--- Objective ---
Starting at the first line of the material below and ending with the line that contains "field-note: ▲ Important", give those lines as a JSON list of strings, one string per line, leaving out any blank lines.

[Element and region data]
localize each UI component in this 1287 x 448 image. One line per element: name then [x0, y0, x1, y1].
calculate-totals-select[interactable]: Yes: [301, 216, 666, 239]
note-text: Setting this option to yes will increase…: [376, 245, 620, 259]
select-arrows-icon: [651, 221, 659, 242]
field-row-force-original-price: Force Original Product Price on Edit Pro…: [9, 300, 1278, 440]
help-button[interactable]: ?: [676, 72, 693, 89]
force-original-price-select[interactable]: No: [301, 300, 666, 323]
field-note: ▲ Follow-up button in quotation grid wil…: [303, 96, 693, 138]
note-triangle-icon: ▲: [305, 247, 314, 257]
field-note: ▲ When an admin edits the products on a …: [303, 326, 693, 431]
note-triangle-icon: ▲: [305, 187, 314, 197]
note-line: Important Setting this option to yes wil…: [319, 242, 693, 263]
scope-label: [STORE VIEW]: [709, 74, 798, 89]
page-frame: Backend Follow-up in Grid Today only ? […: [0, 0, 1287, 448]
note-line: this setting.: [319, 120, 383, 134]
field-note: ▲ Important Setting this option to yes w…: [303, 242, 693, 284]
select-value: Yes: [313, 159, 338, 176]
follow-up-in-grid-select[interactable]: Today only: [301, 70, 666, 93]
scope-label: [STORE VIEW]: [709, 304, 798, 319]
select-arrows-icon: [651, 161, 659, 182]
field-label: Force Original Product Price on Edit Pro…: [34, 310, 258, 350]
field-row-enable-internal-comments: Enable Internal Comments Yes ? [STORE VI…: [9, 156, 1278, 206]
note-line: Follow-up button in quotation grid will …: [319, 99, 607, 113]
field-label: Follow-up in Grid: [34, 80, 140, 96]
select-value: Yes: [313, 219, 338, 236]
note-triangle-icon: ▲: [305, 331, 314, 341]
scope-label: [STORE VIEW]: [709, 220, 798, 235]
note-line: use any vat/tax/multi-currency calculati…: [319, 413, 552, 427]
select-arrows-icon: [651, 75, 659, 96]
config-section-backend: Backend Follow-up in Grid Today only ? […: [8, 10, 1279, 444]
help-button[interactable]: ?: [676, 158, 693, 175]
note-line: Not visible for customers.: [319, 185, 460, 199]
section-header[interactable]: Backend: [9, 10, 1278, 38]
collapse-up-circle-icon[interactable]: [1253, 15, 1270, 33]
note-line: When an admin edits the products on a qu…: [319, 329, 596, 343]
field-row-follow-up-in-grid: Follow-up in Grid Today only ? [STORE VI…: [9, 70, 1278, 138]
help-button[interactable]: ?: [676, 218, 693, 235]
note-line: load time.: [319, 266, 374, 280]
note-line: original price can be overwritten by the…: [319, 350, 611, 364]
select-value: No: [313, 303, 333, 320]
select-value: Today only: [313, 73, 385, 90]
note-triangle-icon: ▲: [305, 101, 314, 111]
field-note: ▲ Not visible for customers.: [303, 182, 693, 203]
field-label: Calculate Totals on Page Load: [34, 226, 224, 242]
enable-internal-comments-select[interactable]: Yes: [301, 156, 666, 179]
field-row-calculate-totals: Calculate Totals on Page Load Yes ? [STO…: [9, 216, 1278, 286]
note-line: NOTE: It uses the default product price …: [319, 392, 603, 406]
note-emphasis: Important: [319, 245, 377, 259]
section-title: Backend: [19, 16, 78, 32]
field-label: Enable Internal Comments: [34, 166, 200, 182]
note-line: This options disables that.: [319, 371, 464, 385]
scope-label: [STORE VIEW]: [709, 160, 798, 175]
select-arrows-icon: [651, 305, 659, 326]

--- Output of the exercise ---
[
  "localize each UI component in this 1287 x 448 image. One line per element: name then [x0, y0, x1, y1].",
  "calculate-totals-select[interactable]: Yes: [301, 216, 666, 239]",
  "note-text: Setting this option to yes will increase…: [376, 245, 620, 259]",
  "select-arrows-icon: [651, 221, 659, 242]",
  "field-row-force-original-price: Force Original Product Price on Edit Pro…: [9, 300, 1278, 440]",
  "help-button[interactable]: ?: [676, 72, 693, 89]",
  "force-original-price-select[interactable]: No: [301, 300, 666, 323]",
  "field-note: ▲ Follow-up button in quotation grid wil…: [303, 96, 693, 138]",
  "note-triangle-icon: ▲: [305, 247, 314, 257]",
  "field-note: ▲ When an admin edits the products on a …: [303, 326, 693, 431]",
  "note-triangle-icon: ▲: [305, 187, 314, 197]",
  "note-line: Important Setting this option to yes wil…: [319, 242, 693, 263]",
  "scope-label: [STORE VIEW]: [709, 74, 798, 89]",
  "page-frame: Backend Follow-up in Grid Today only ? […: [0, 0, 1287, 448]",
  "note-line: this setting.: [319, 120, 383, 134]",
  "field-note: ▲ Important Setting this option to yes w…: [303, 242, 693, 284]"
]